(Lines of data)
[Begin]
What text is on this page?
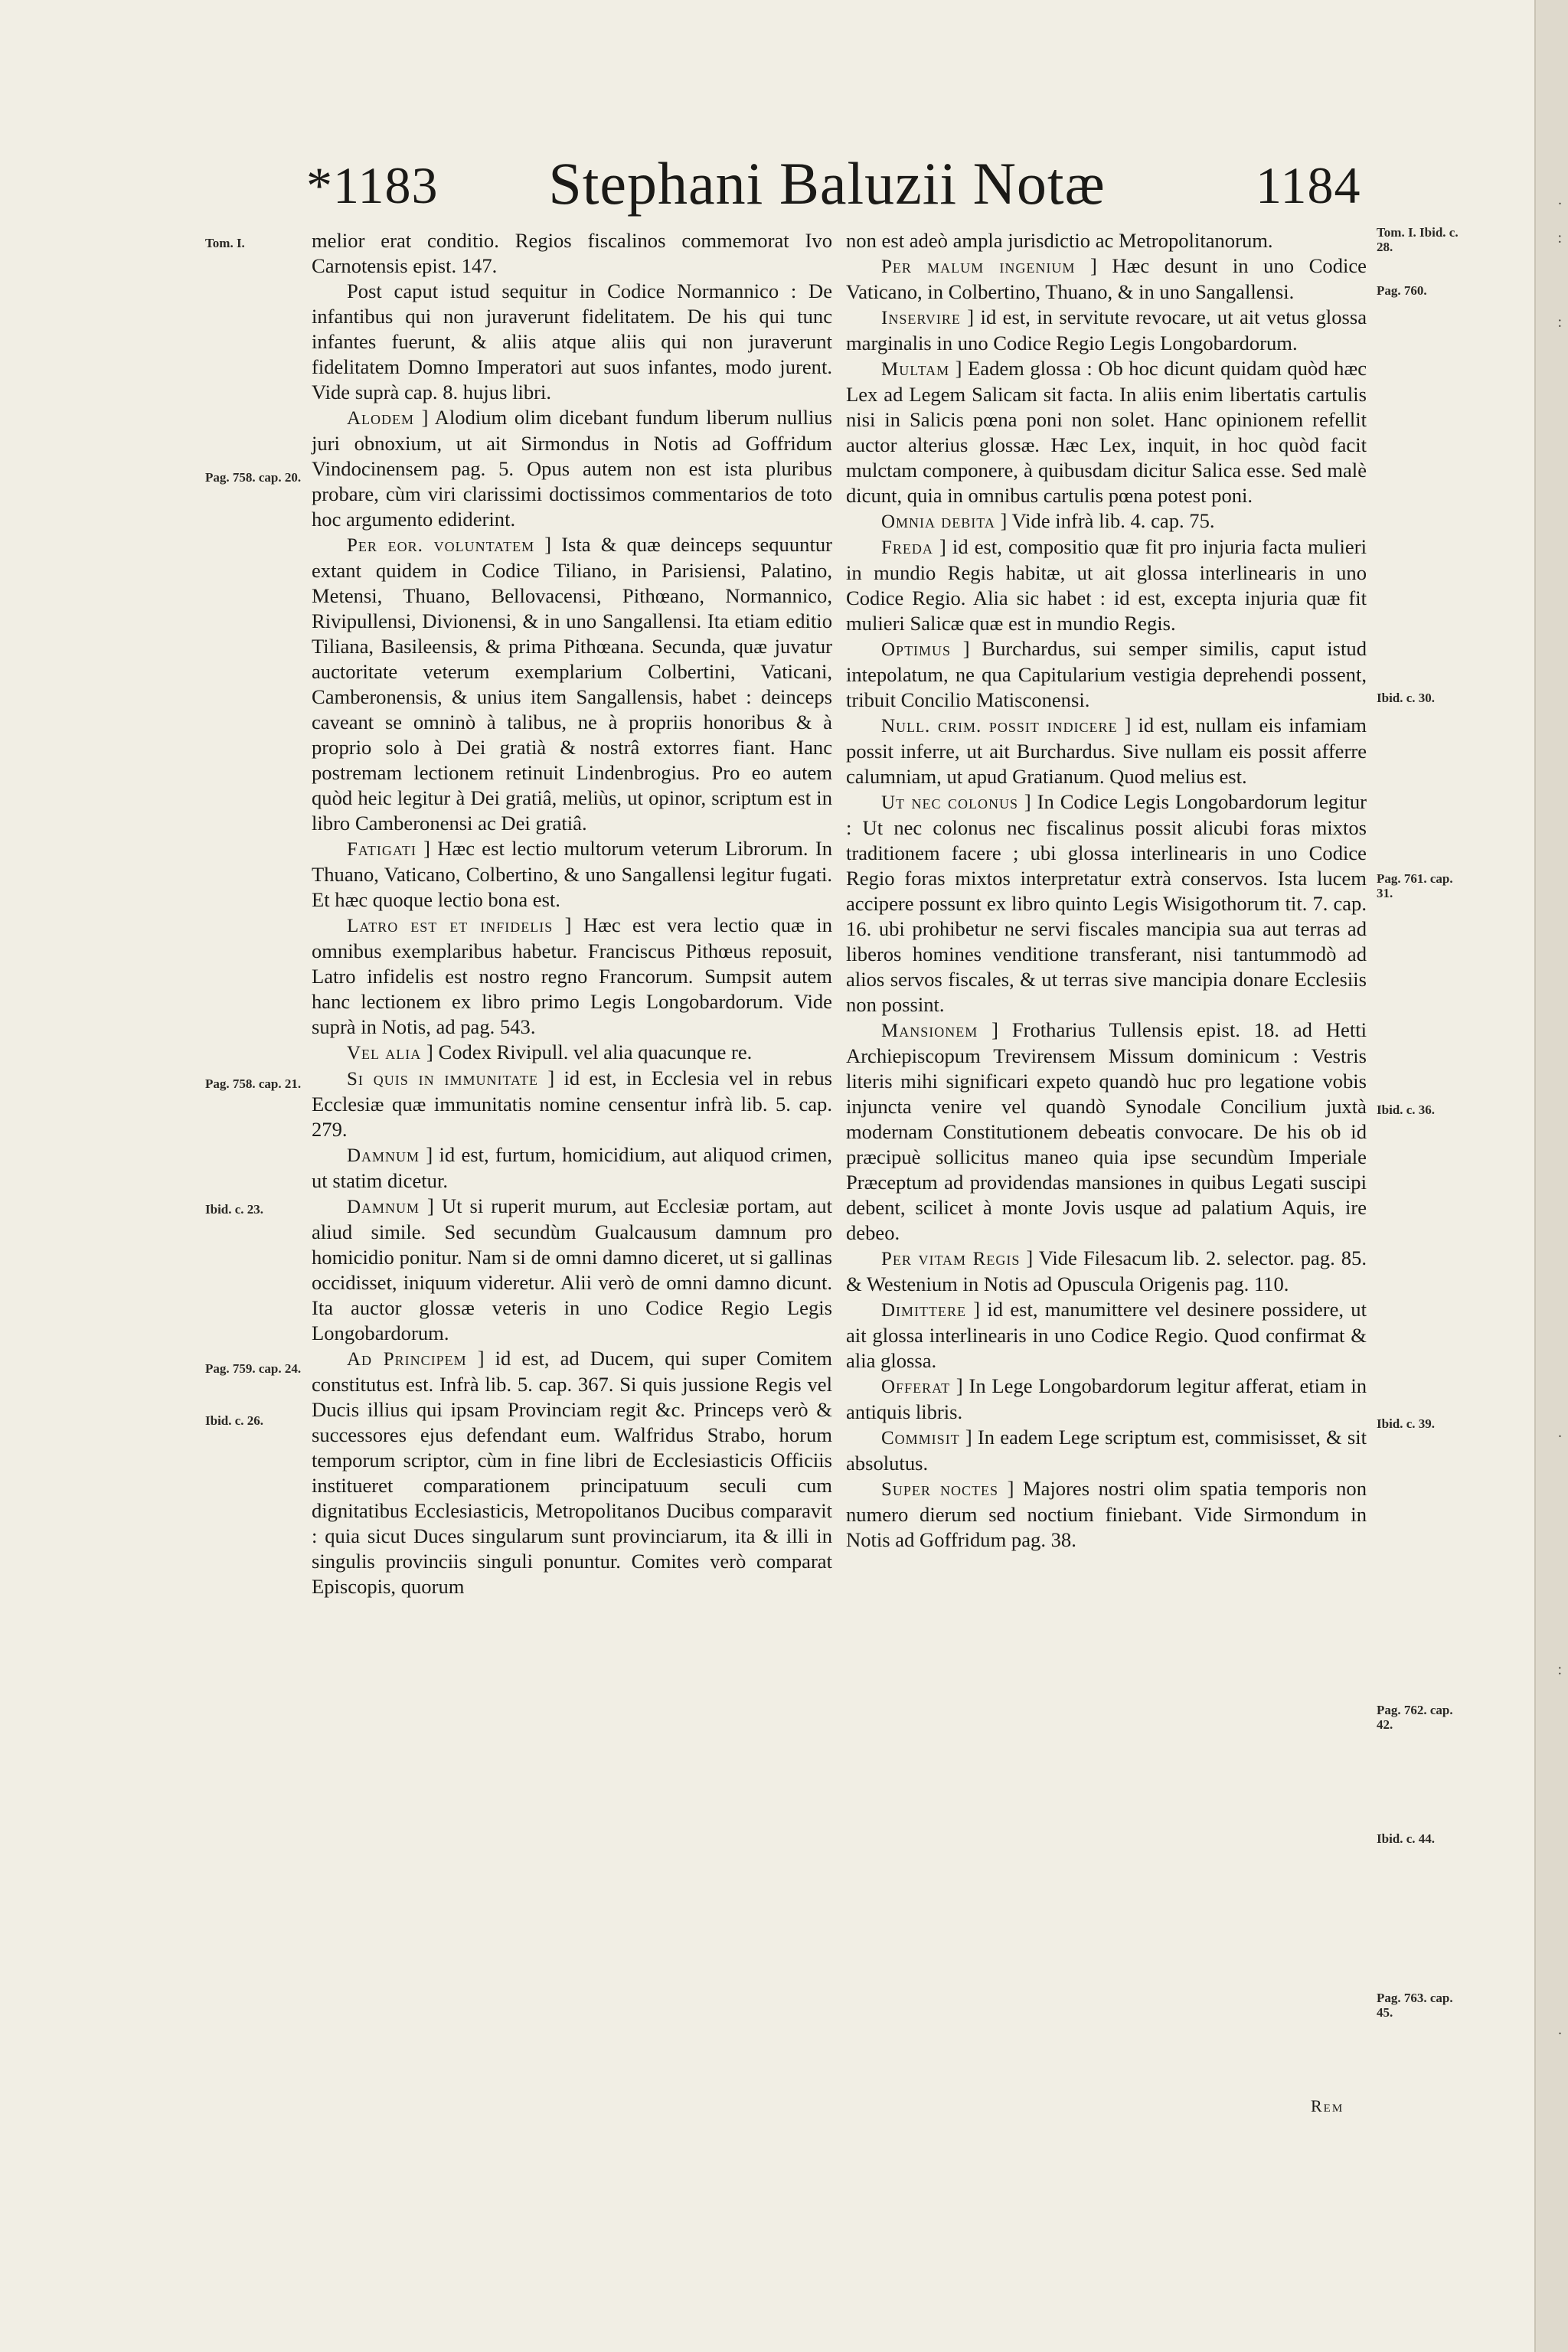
.
:
:
.
:
.
*1183	Stephani Baluzii Notæ	1184

melior erat conditio. Regios fiscalinos commemorat Ivo Carnotensis epist. 147.

Post caput istud sequitur in Codice Normannico : De infantibus qui non juraverunt fidelitatem. De his qui tunc infantes fuerunt, & aliis atque aliis qui non juraverunt fidelitatem Domno Imperatori aut suos infantes, modo jurent. Vide suprà cap. 8. hujus libri.

Alodem ] Alodium olim dicebant fundum liberum nullius juri obnoxium, ut ait Sirmondus in Notis ad Goffridum Vindocinensem pag. 5. Opus autem non est ista pluribus probare, cùm viri clarissimi doctissimos commentarios de toto hoc argumento ediderint.

Per eor. voluntatem ] Ista & quæ deinceps sequuntur extant quidem in Codice Tiliano, in Parisiensi, Palatino, Metensi, Thuano, Bellovacensi, Pithœano, Normannico, Rivipullensi, Divionensi, & in uno Sangallensi. Ita etiam editio Tiliana, Basileensis, & prima Pithœana. Secunda, quæ juvatur auctoritate veterum exemplarium Colbertini, Vaticani, Camberonensis, & unius item Sangallensis, habet : deinceps caveant se omninò à talibus, ne à propriis honoribus & à proprio solo à Dei gratià & nostrâ extorres fiant. Hanc postremam lectionem retinuit Lindenbrogius. Pro eo autem quòd heic legitur à Dei gratiâ, meliùs, ut opinor, scriptum est in libro Camberonensi ac Dei gratiâ.

Fatigati ] Hæc est lectio multorum veterum Librorum. In Thuano, Vaticano, Colbertino, & uno Sangallensi legitur fugati. Et hæc quoque lectio bona est.

Latro est et infidelis ] Hæc est vera lectio quæ in omnibus exemplaribus habetur. Franciscus Pithœus reposuit, Latro infidelis est nostro regno Francorum. Sumpsit autem hanc lectionem ex libro primo Legis Longobardorum. Vide suprà in Notis, ad pag. 543.

Vel alia ] Codex Rivipull. vel alia quacunque re.

Si quis in immunitate ] id est, in Ecclesia vel in rebus Ecclesiæ quæ immunitatis nomine censentur infrà lib. 5. cap. 279.

Damnum ] id est, furtum, homicidium, aut aliquod crimen, ut statim dicetur.

Damnum ] Ut si ruperit murum, aut Ecclesiæ portam, aut aliud simile. Sed secundùm Gualcausum damnum pro homicidio ponitur. Nam si de omni damno diceret, ut si gallinas occidisset, iniquum videretur. Alii verò de omni damno dicunt. Ita auctor glossæ veteris in uno Codice Regio Legis Longobardorum.

Ad Principem ] id est, ad Ducem, qui super Comitem constitutus est. Infrà lib. 5. cap. 367. Si quis jussione Regis vel Ducis illius qui ipsam Provinciam regit &c. Princeps verò & successores ejus defendant eum. Walfridus Strabo, horum temporum scriptor, cùm in fine libri de Ecclesiasticis Officiis institueret comparationem principatuum seculi cum dignitatibus Ecclesiasticis, Metropolitanos Ducibus comparavit : quia sicut Duces singularum sunt provinciarum, ita & illi in singulis provinciis singuli ponuntur. Comites verò comparat Episcopis, quorum

non est adeò ampla jurisdictio ac Metropolitanorum.

Per malum ingenium ] Hæc desunt in uno Codice Vaticano, in Colbertino, Thuano, & in uno Sangallensi.

Inservire ] id est, in servitute revocare, ut ait vetus glossa marginalis in uno Codice Regio Legis Longobardorum.

Multam ] Eadem glossa : Ob hoc dicunt quidam quòd hæc Lex ad Legem Salicam sit facta. In aliis enim libertatis cartulis nisi in Salicis pœna poni non solet. Hanc opinionem refellit auctor alterius glossæ. Hæc Lex, inquit, in hoc quòd facit mulctam componere, à quibusdam dicitur Salica esse. Sed malè dicunt, quia in omnibus cartulis pœna potest poni.

Omnia debita ] Vide infrà lib. 4. cap. 75.

Freda ] id est, compositio quæ fit pro injuria facta mulieri in mundio Regis habitæ, ut ait glossa interlinearis in uno Codice Regio. Alia sic habet : id est, excepta injuria quæ fit mulieri Salicæ quæ est in mundio Regis.

Optimus ] Burchardus, sui semper similis, caput istud intepolatum, ne qua Capitularium vestigia deprehendi possent, tribuit Concilio Matisconensi.

Null. crim. possit indicere ] id est, nullam eis infamiam possit inferre, ut ait Burchardus. Sive nullam eis possit afferre calumniam, ut apud Gratianum. Quod melius est.

Ut nec colonus ] In Codice Legis Longobardorum legitur : Ut nec colonus nec fiscalinus possit alicubi foras mixtos traditionem facere ; ubi glossa interlinearis in uno Codice Regio foras mixtos interpretatur extrà conservos. Ista lucem accipere possunt ex libro quinto Legis Wisigothorum tit. 7. cap. 16. ubi prohibetur ne servi fiscales mancipia sua aut terras ad liberos homines venditione transferant, nisi tantummodò ad alios servos fiscales, & ut terras sive mancipia donare Ecclesiis non possint.

Mansionem ] Frotharius Tullensis epist. 18. ad Hetti Archiepiscopum Trevirensem Missum dominicum : Vestris literis mihi significari expeto quandò huc pro legatione vobis injuncta venire vel quandò Synodale Concilium juxtà modernam Constitutionem debeatis convocare. De his ob id præcipuè sollicitus maneo quia ipse secundùm Imperiale Præceptum ad providendas mansiones in quibus Legati suscipi debent, scilicet à monte Jovis usque ad palatium Aquis, ire debeo.

Per vitam Regis ] Vide Filesacum lib. 2. selector. pag. 85. & Westenium in Notis ad Opuscula Origenis pag. 110.

Dimittere ] id est, manumittere vel desinere possidere, ut ait glossa interlinearis in uno Codice Regio. Quod confirmat & alia glossa.

Offerat ] In Lege Longobardorum legitur afferat, etiam in antiquis libris.

Commisit ] In eadem Lege scriptum est, commisisset, & sit absolutus.

Super noctes ] Majores nostri olim spatia temporis non numero dierum sed noctium finiebant. Vide Sirmondum in Notis ad Goffridum pag. 38.

Tom. I.
Pag. 758. cap. 20.
Pag. 758. cap. 21.
Ibid. c. 23.
Pag. 759. cap. 24.
Ibid. c. 26.
Tom. I. Ibid. c. 28.
Pag. 760.
Ibid. c. 30.
Pag. 761. cap. 31.
Ibid. c. 36.
Ibid. c. 39.
Pag. 762. cap. 42.
Ibid. c. 44.
Pag. 763. cap. 45.
Rem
[End]
• Written exercise: Filter out every line that lacks the word "suprà", and copy the rest.

• Exercise result:
Post caput istud sequitur in Codice Normannico : De infantibus qui non juraverunt fidelitatem. De his qui tunc infantes fuerunt, & aliis atque aliis qui non juraverunt fidelitatem Domno Imperatori aut suos infantes, modo jurent. Vide suprà cap. 8. hujus libri.
Latro est et infidelis ] Hæc est vera lectio quæ in omnibus exemplaribus habetur. Franciscus Pithœus reposuit, Latro infidelis est nostro regno Francorum. Sumpsit autem hanc lectionem ex libro primo Legis Longobardorum. Vide suprà in Notis, ad pag. 543.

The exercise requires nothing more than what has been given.